- RECORDS PROVIDED -
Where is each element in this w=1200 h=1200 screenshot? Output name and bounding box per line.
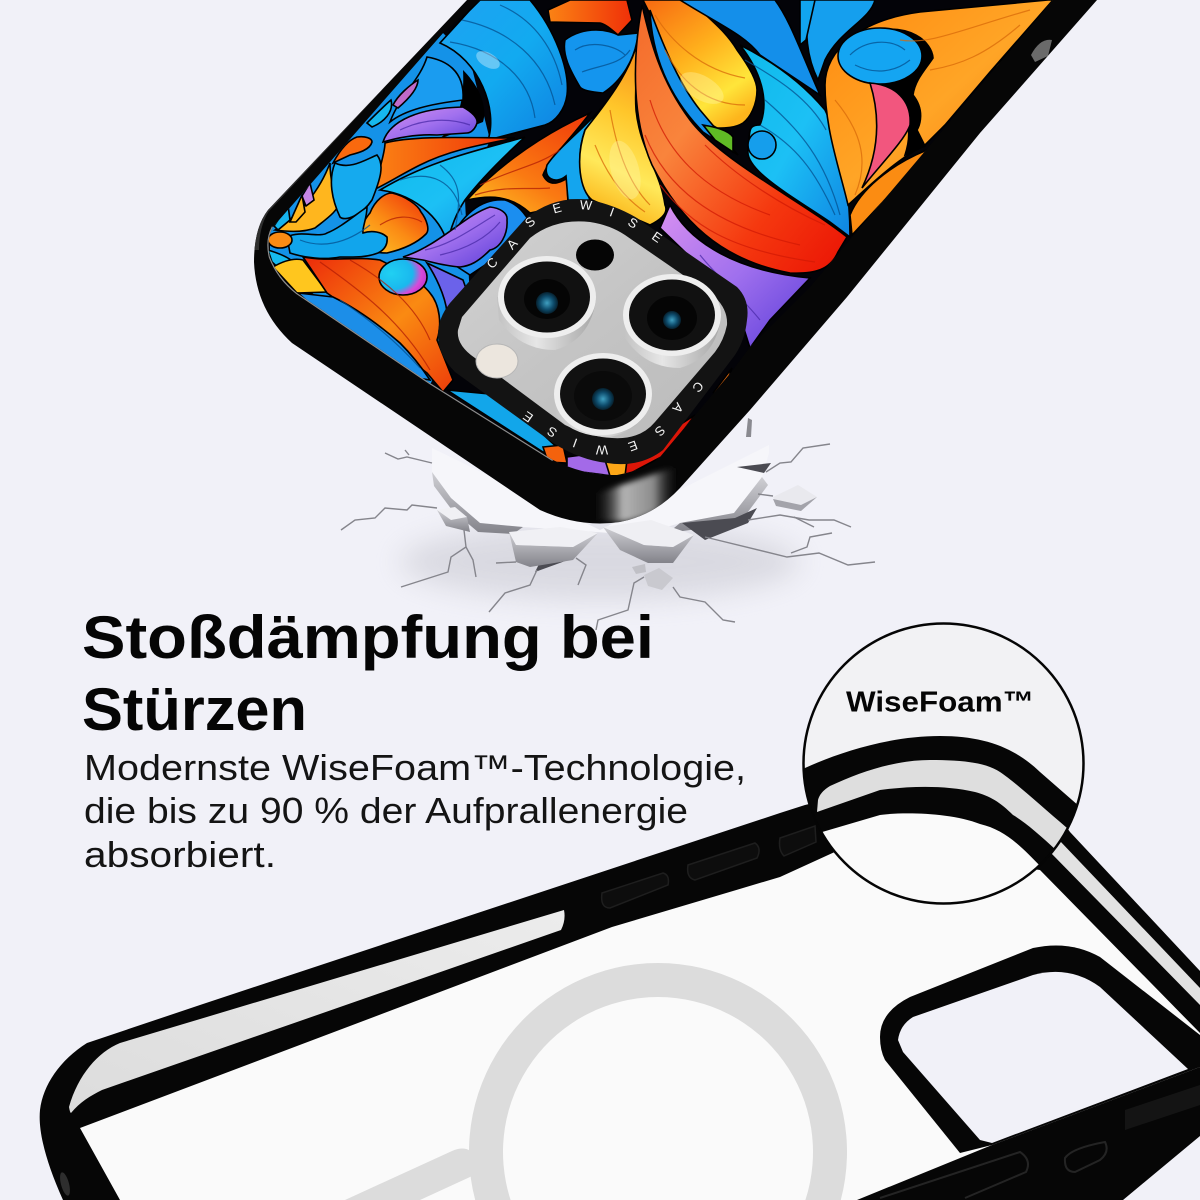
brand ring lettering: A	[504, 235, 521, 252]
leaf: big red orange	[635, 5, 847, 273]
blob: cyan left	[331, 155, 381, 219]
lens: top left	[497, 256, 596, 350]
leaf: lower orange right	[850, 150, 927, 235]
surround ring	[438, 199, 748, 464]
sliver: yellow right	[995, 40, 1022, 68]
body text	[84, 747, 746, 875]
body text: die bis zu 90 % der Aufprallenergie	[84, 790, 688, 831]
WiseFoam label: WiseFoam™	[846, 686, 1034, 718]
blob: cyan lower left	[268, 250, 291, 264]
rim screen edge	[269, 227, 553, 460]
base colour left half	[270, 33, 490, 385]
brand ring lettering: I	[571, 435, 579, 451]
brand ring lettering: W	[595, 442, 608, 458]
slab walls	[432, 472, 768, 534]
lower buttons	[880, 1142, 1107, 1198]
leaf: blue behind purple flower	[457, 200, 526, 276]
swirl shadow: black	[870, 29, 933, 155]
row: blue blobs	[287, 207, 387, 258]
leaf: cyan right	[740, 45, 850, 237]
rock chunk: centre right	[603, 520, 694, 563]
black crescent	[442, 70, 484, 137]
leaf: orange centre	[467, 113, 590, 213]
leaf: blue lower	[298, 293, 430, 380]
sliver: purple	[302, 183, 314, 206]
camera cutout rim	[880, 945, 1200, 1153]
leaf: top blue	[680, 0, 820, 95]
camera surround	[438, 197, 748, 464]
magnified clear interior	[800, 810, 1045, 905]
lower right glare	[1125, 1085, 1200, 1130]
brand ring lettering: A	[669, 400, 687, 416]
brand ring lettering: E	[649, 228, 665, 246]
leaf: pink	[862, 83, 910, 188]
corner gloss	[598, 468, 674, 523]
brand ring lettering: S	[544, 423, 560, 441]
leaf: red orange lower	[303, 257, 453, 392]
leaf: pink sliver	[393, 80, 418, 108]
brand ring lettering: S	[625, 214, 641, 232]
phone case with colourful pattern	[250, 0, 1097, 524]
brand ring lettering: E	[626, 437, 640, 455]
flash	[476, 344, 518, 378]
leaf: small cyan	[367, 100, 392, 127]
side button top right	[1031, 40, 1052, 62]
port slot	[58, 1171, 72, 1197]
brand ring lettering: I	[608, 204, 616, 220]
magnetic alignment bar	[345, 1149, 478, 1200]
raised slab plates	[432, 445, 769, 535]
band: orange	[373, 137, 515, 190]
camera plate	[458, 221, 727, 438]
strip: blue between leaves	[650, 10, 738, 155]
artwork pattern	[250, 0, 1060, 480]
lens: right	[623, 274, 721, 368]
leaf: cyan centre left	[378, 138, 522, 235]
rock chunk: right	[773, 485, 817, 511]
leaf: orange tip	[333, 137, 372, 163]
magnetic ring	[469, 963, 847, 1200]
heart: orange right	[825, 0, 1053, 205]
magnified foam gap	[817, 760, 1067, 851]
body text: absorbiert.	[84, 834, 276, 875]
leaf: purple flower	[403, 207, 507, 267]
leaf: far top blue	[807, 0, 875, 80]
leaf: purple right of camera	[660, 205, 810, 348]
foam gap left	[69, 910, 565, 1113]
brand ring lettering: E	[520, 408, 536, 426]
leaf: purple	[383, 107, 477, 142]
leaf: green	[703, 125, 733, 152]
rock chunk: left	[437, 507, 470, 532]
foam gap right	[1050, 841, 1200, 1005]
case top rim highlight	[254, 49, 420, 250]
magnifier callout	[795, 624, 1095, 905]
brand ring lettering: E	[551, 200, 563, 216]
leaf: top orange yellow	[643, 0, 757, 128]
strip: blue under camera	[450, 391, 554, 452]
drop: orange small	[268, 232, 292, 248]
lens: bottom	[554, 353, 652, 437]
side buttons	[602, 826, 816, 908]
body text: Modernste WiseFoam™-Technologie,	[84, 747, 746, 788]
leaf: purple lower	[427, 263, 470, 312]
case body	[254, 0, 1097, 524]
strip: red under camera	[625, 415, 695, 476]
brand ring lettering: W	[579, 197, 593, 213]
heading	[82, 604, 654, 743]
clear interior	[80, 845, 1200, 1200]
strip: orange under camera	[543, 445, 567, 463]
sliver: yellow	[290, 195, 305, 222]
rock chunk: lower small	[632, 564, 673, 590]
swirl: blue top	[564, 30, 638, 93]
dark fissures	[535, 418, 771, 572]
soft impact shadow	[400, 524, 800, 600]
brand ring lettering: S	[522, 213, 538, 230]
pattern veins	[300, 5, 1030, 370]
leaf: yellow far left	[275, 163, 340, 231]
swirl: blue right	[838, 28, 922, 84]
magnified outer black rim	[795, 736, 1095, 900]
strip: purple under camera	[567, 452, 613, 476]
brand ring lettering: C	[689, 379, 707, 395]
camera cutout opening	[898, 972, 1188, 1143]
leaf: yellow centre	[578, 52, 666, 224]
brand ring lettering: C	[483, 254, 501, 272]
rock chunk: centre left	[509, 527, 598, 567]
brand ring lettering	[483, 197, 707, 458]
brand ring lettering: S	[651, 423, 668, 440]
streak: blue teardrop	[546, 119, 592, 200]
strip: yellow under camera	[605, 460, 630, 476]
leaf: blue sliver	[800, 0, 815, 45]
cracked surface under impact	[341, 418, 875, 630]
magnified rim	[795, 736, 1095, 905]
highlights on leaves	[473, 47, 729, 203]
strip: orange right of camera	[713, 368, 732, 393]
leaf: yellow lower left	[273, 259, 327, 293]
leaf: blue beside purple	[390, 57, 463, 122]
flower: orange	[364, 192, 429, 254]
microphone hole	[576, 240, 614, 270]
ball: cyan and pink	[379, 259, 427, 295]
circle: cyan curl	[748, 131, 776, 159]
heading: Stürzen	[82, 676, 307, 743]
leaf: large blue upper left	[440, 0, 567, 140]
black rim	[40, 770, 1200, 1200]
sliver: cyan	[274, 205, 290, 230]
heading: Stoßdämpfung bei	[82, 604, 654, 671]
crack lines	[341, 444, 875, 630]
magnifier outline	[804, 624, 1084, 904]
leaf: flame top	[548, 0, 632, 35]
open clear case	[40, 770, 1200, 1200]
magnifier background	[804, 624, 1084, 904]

- GIVEN EXERCISE -
Copy every line of the entries above without changing anything, and leave out the pictures.

- SOLVED PROBLEM -
Where is each element in this w=1200 h=1200 screenshot? Output name and bounding box per line.
brand ring lettering: A	[504, 235, 521, 252]
leaf: big red orange	[635, 5, 847, 273]
blob: cyan left	[331, 155, 381, 219]
lens: top left	[497, 256, 596, 350]
leaf: lower orange right	[850, 150, 927, 235]
surround ring	[438, 199, 748, 464]
sliver: yellow right	[995, 40, 1022, 68]
body text	[84, 747, 746, 875]
body text: die bis zu 90 % der Aufprallenergie	[84, 790, 688, 831]
WiseFoam label: WiseFoam™	[846, 686, 1034, 718]
blob: cyan lower left	[268, 250, 291, 264]
rim screen edge	[269, 227, 553, 460]
base colour left half	[270, 33, 490, 385]
brand ring lettering: I	[571, 435, 579, 451]
brand ring lettering: W	[595, 442, 608, 458]
slab walls	[432, 472, 768, 534]
lower buttons	[880, 1142, 1107, 1198]
leaf: blue behind purple flower	[457, 200, 526, 276]
swirl shadow: black	[870, 29, 933, 155]
row: blue blobs	[287, 207, 387, 258]
leaf: cyan right	[740, 45, 850, 237]
rock chunk: centre right	[603, 520, 694, 563]
black crescent	[442, 70, 484, 137]
leaf: orange centre	[467, 113, 590, 213]
leaf: blue lower	[298, 293, 430, 380]
sliver: purple	[302, 183, 314, 206]
camera cutout rim	[880, 945, 1200, 1153]
leaf: top blue	[680, 0, 820, 95]
camera surround	[438, 197, 748, 464]
magnified clear interior	[800, 810, 1045, 905]
lower right glare	[1125, 1085, 1200, 1130]
brand ring lettering: A	[669, 400, 687, 416]
brand ring lettering: E	[649, 228, 665, 246]
leaf: pink	[862, 83, 910, 188]
corner gloss	[598, 468, 674, 523]
brand ring lettering: S	[544, 423, 560, 441]
leaf: red orange lower	[303, 257, 453, 392]
leaf: pink sliver	[393, 80, 418, 108]
brand ring lettering: S	[625, 214, 641, 232]
phone case with colourful pattern	[250, 0, 1097, 524]
brand ring lettering: E	[626, 437, 640, 455]
flash	[476, 344, 518, 378]
leaf: small cyan	[367, 100, 392, 127]
side button top right	[1031, 40, 1052, 62]
port slot	[58, 1171, 72, 1197]
brand ring lettering: I	[608, 204, 616, 220]
magnetic alignment bar	[345, 1149, 478, 1200]
raised slab plates	[432, 445, 769, 535]
band: orange	[373, 137, 515, 190]
camera plate	[458, 221, 727, 438]
strip: blue between leaves	[650, 10, 738, 155]
artwork pattern	[250, 0, 1060, 480]
lens: right	[623, 274, 721, 368]
leaf: cyan centre left	[378, 138, 522, 235]
rock chunk: right	[773, 485, 817, 511]
leaf: orange tip	[333, 137, 372, 163]
magnetic ring	[469, 963, 847, 1200]
heart: orange right	[825, 0, 1053, 205]
magnified foam gap	[817, 760, 1067, 851]
body text: absorbiert.	[84, 834, 276, 875]
leaf: purple flower	[403, 207, 507, 267]
leaf: far top blue	[807, 0, 875, 80]
leaf: purple right of camera	[660, 205, 810, 348]
foam gap left	[69, 910, 565, 1113]
brand ring lettering: E	[520, 408, 536, 426]
leaf: purple	[383, 107, 477, 142]
leaf: green	[703, 125, 733, 152]
rock chunk: left	[437, 507, 470, 532]
foam gap right	[1050, 841, 1200, 1005]
case top rim highlight	[254, 49, 420, 250]
magnifier callout	[795, 624, 1095, 905]
brand ring lettering: E	[551, 200, 563, 216]
leaf: top orange yellow	[643, 0, 757, 128]
strip: blue under camera	[450, 391, 554, 452]
drop: orange small	[268, 232, 292, 248]
lens: bottom	[554, 353, 652, 437]
side buttons	[602, 826, 816, 908]
body text: Modernste WiseFoam™-Technologie,	[84, 747, 746, 788]
leaf: purple lower	[427, 263, 470, 312]
case body	[254, 0, 1097, 524]
strip: red under camera	[625, 415, 695, 476]
brand ring lettering: W	[579, 197, 593, 213]
heading	[82, 604, 654, 743]
clear interior	[80, 845, 1200, 1200]
strip: orange under camera	[543, 445, 567, 463]
sliver: yellow	[290, 195, 305, 222]
rock chunk: lower small	[632, 564, 673, 590]
swirl: blue top	[564, 30, 638, 93]
dark fissures	[535, 418, 771, 572]
soft impact shadow	[400, 524, 800, 600]
brand ring lettering: S	[522, 213, 538, 230]
pattern veins	[300, 5, 1030, 370]
leaf: yellow far left	[275, 163, 340, 231]
swirl: blue right	[838, 28, 922, 84]
magnified outer black rim	[795, 736, 1095, 900]
strip: purple under camera	[567, 452, 613, 476]
brand ring lettering: C	[689, 379, 707, 395]
camera cutout opening	[898, 972, 1188, 1143]
leaf: yellow centre	[578, 52, 666, 224]
brand ring lettering: C	[483, 254, 501, 272]
rock chunk: centre left	[509, 527, 598, 567]
brand ring lettering	[483, 197, 707, 458]
brand ring lettering: S	[651, 423, 668, 440]
streak: blue teardrop	[546, 119, 592, 200]
strip: yellow under camera	[605, 460, 630, 476]
leaf: blue sliver	[800, 0, 815, 45]
cracked surface under impact	[341, 418, 875, 630]
magnified rim	[795, 736, 1095, 905]
highlights on leaves	[473, 47, 729, 203]
strip: orange right of camera	[713, 368, 732, 393]
leaf: yellow lower left	[273, 259, 327, 293]
leaf: blue beside purple	[390, 57, 463, 122]
flower: orange	[364, 192, 429, 254]
microphone hole	[576, 240, 614, 270]
ball: cyan and pink	[379, 259, 427, 295]
circle: cyan curl	[748, 131, 776, 159]
heading: Stürzen	[82, 676, 307, 743]
leaf: large blue upper left	[440, 0, 567, 140]
black rim	[40, 770, 1200, 1200]
sliver: cyan	[274, 205, 290, 230]
heading: Stoßdämpfung bei	[82, 604, 654, 671]
crack lines	[341, 444, 875, 630]
magnifier outline	[804, 624, 1084, 904]
leaf: flame top	[548, 0, 632, 35]
open clear case	[40, 770, 1200, 1200]
magnifier background	[804, 624, 1084, 904]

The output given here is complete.